┌─ DATASET EXTRACT
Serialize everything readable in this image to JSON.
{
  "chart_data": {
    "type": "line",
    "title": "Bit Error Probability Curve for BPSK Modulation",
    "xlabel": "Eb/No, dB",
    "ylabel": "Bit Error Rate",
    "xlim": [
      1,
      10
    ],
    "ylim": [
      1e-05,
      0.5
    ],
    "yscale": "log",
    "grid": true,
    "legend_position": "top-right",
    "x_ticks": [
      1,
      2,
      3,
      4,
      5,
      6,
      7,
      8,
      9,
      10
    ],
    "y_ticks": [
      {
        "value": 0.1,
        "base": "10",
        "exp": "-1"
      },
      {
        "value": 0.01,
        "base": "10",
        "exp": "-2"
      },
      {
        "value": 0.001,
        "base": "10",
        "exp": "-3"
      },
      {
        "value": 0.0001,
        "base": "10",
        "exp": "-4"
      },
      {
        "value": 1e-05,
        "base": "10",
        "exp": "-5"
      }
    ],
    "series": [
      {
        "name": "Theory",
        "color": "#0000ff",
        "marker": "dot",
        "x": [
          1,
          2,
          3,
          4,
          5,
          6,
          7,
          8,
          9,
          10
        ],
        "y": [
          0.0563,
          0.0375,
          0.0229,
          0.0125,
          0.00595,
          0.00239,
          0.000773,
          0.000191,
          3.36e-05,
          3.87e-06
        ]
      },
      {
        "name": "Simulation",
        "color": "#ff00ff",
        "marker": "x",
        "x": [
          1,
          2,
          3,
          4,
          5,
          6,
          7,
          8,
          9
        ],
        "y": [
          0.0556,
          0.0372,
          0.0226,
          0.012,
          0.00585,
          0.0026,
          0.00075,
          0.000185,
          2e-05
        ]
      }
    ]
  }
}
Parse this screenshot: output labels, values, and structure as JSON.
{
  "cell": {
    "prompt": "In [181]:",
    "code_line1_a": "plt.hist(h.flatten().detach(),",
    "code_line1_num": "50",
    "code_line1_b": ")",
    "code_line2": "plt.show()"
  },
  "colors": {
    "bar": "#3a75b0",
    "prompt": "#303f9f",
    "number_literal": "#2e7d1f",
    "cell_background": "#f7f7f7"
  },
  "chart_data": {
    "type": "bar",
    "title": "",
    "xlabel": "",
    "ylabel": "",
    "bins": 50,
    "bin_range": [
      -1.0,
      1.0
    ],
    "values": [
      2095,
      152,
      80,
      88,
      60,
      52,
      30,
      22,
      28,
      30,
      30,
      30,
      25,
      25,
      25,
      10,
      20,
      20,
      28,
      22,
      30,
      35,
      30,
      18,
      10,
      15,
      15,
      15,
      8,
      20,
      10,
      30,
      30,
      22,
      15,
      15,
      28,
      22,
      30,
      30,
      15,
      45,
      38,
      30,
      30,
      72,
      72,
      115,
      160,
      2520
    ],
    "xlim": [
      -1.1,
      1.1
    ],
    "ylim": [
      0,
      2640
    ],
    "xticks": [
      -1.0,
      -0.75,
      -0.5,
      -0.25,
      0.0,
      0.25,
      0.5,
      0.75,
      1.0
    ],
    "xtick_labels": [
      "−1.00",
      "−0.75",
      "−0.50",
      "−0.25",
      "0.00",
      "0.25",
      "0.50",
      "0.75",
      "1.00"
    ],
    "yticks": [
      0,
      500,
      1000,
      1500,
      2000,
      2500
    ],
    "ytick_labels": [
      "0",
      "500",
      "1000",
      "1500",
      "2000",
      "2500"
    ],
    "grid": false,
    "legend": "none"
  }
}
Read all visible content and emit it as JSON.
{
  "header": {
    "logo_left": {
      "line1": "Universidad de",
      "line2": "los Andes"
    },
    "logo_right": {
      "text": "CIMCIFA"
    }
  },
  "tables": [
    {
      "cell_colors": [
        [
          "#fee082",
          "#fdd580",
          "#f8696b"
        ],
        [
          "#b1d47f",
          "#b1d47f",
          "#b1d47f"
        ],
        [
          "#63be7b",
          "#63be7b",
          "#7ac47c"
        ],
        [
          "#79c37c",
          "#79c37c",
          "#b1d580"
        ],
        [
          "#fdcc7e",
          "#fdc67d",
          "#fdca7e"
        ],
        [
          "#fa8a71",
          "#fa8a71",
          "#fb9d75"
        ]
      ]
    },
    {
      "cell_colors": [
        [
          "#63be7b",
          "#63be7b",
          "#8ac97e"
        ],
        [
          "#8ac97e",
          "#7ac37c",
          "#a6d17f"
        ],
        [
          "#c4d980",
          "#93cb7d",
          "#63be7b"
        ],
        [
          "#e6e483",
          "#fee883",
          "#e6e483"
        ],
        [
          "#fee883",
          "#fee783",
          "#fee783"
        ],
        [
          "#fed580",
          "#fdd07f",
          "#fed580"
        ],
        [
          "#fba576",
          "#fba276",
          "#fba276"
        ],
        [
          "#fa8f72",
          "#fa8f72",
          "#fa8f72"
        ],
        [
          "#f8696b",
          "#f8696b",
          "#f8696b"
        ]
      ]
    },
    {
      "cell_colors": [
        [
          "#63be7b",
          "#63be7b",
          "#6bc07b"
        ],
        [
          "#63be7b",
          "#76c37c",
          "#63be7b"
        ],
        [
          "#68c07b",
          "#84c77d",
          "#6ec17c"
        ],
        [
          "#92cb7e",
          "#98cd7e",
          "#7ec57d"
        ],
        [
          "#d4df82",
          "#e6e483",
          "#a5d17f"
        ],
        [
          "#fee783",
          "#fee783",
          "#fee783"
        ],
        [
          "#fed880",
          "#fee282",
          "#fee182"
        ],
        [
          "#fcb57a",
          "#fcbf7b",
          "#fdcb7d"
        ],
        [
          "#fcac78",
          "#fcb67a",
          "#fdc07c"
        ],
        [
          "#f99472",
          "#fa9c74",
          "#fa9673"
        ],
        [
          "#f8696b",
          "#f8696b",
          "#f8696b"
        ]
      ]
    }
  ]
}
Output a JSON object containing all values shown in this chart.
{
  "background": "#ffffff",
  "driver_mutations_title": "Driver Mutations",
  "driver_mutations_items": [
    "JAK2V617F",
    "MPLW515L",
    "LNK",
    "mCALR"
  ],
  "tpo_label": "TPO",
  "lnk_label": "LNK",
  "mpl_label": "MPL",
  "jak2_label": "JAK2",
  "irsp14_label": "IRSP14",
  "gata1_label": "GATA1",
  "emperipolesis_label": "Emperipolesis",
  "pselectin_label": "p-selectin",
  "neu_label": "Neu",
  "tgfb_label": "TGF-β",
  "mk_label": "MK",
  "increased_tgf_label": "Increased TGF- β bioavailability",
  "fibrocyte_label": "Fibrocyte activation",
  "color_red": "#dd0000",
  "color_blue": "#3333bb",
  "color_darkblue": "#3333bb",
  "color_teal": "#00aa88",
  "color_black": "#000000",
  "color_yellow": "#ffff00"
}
└─
*TASK REQUIREMENTS*
Each line above must be printed exactly as it appears.

*TASK RESPONSE*
Serialize everything readable in this image to JSON.
{
  "chart_data": {
    "type": "line",
    "title": "Bit Error Probability Curve for BPSK Modulation",
    "xlabel": "Eb/No, dB",
    "ylabel": "Bit Error Rate",
    "xlim": [
      1,
      10
    ],
    "ylim": [
      1e-05,
      0.5
    ],
    "yscale": "log",
    "grid": true,
    "legend_position": "top-right",
    "x_ticks": [
      1,
      2,
      3,
      4,
      5,
      6,
      7,
      8,
      9,
      10
    ],
    "y_ticks": [
      {
        "value": 0.1,
        "base": "10",
        "exp": "-1"
      },
      {
        "value": 0.01,
        "base": "10",
        "exp": "-2"
      },
      {
        "value": 0.001,
        "base": "10",
        "exp": "-3"
      },
      {
        "value": 0.0001,
        "base": "10",
        "exp": "-4"
      },
      {
        "value": 1e-05,
        "base": "10",
        "exp": "-5"
      }
    ],
    "series": [
      {
        "name": "Theory",
        "color": "#0000ff",
        "marker": "dot",
        "x": [
          1,
          2,
          3,
          4,
          5,
          6,
          7,
          8,
          9,
          10
        ],
        "y": [
          0.0563,
          0.0375,
          0.0229,
          0.0125,
          0.00595,
          0.00239,
          0.000773,
          0.000191,
          3.36e-05,
          3.87e-06
        ]
      },
      {
        "name": "Simulation",
        "color": "#ff00ff",
        "marker": "x",
        "x": [
          1,
          2,
          3,
          4,
          5,
          6,
          7,
          8,
          9
        ],
        "y": [
          0.0556,
          0.0372,
          0.0226,
          0.012,
          0.00585,
          0.0026,
          0.00075,
          0.000185,
          2e-05
        ]
      }
    ]
  }
}
Parse this screenshot: output labels, values, and structure as JSON.
{
  "cell": {
    "prompt": "In [181]:",
    "code_line1_a": "plt.hist(h.flatten().detach(),",
    "code_line1_num": "50",
    "code_line1_b": ")",
    "code_line2": "plt.show()"
  },
  "colors": {
    "bar": "#3a75b0",
    "prompt": "#303f9f",
    "number_literal": "#2e7d1f",
    "cell_background": "#f7f7f7"
  },
  "chart_data": {
    "type": "bar",
    "title": "",
    "xlabel": "",
    "ylabel": "",
    "bins": 50,
    "bin_range": [
      -1.0,
      1.0
    ],
    "values": [
      2095,
      152,
      80,
      88,
      60,
      52,
      30,
      22,
      28,
      30,
      30,
      30,
      25,
      25,
      25,
      10,
      20,
      20,
      28,
      22,
      30,
      35,
      30,
      18,
      10,
      15,
      15,
      15,
      8,
      20,
      10,
      30,
      30,
      22,
      15,
      15,
      28,
      22,
      30,
      30,
      15,
      45,
      38,
      30,
      30,
      72,
      72,
      115,
      160,
      2520
    ],
    "xlim": [
      -1.1,
      1.1
    ],
    "ylim": [
      0,
      2640
    ],
    "xticks": [
      -1.0,
      -0.75,
      -0.5,
      -0.25,
      0.0,
      0.25,
      0.5,
      0.75,
      1.0
    ],
    "xtick_labels": [
      "−1.00",
      "−0.75",
      "−0.50",
      "−0.25",
      "0.00",
      "0.25",
      "0.50",
      "0.75",
      "1.00"
    ],
    "yticks": [
      0,
      500,
      1000,
      1500,
      2000,
      2500
    ],
    "ytick_labels": [
      "0",
      "500",
      "1000",
      "1500",
      "2000",
      "2500"
    ],
    "grid": false,
    "legend": "none"
  }
}
Read all visible content and emit it as JSON.
{
  "header": {
    "logo_left": {
      "line1": "Universidad de",
      "line2": "los Andes"
    },
    "logo_right": {
      "text": "CIMCIFA"
    }
  },
  "tables": [
    {
      "cell_colors": [
        [
          "#fee082",
          "#fdd580",
          "#f8696b"
        ],
        [
          "#b1d47f",
          "#b1d47f",
          "#b1d47f"
        ],
        [
          "#63be7b",
          "#63be7b",
          "#7ac47c"
        ],
        [
          "#79c37c",
          "#79c37c",
          "#b1d580"
        ],
        [
          "#fdcc7e",
          "#fdc67d",
          "#fdca7e"
        ],
        [
          "#fa8a71",
          "#fa8a71",
          "#fb9d75"
        ]
      ]
    },
    {
      "cell_colors": [
        [
          "#63be7b",
          "#63be7b",
          "#8ac97e"
        ],
        [
          "#8ac97e",
          "#7ac37c",
          "#a6d17f"
        ],
        [
          "#c4d980",
          "#93cb7d",
          "#63be7b"
        ],
        [
          "#e6e483",
          "#fee883",
          "#e6e483"
        ],
        [
          "#fee883",
          "#fee783",
          "#fee783"
        ],
        [
          "#fed580",
          "#fdd07f",
          "#fed580"
        ],
        [
          "#fba576",
          "#fba276",
          "#fba276"
        ],
        [
          "#fa8f72",
          "#fa8f72",
          "#fa8f72"
        ],
        [
          "#f8696b",
          "#f8696b",
          "#f8696b"
        ]
      ]
    },
    {
      "cell_colors": [
        [
          "#63be7b",
          "#63be7b",
          "#6bc07b"
        ],
        [
          "#63be7b",
          "#76c37c",
          "#63be7b"
        ],
        [
          "#68c07b",
          "#84c77d",
          "#6ec17c"
        ],
        [
          "#92cb7e",
          "#98cd7e",
          "#7ec57d"
        ],
        [
          "#d4df82",
          "#e6e483",
          "#a5d17f"
        ],
        [
          "#fee783",
          "#fee783",
          "#fee783"
        ],
        [
          "#fed880",
          "#fee282",
          "#fee182"
        ],
        [
          "#fcb57a",
          "#fcbf7b",
          "#fdcb7d"
        ],
        [
          "#fcac78",
          "#fcb67a",
          "#fdc07c"
        ],
        [
          "#f99472",
          "#fa9c74",
          "#fa9673"
        ],
        [
          "#f8696b",
          "#f8696b",
          "#f8696b"
        ]
      ]
    }
  ]
}
Output a JSON object containing all values shown in this chart.
{
  "background": "#ffffff",
  "driver_mutations_title": "Driver Mutations",
  "driver_mutations_items": [
    "JAK2V617F",
    "MPLW515L",
    "LNK",
    "mCALR"
  ],
  "tpo_label": "TPO",
  "lnk_label": "LNK",
  "mpl_label": "MPL",
  "jak2_label": "JAK2",
  "irsp14_label": "IRSP14",
  "gata1_label": "GATA1",
  "emperipolesis_label": "Emperipolesis",
  "pselectin_label": "p-selectin",
  "neu_label": "Neu",
  "tgfb_label": "TGF-β",
  "mk_label": "MK",
  "increased_tgf_label": "Increased TGF- β bioavailability",
  "fibrocyte_label": "Fibrocyte activation",
  "color_red": "#dd0000",
  "color_blue": "#3333bb",
  "color_darkblue": "#3333bb",
  "color_teal": "#00aa88",
  "color_black": "#000000",
  "color_yellow": "#ffff00"
}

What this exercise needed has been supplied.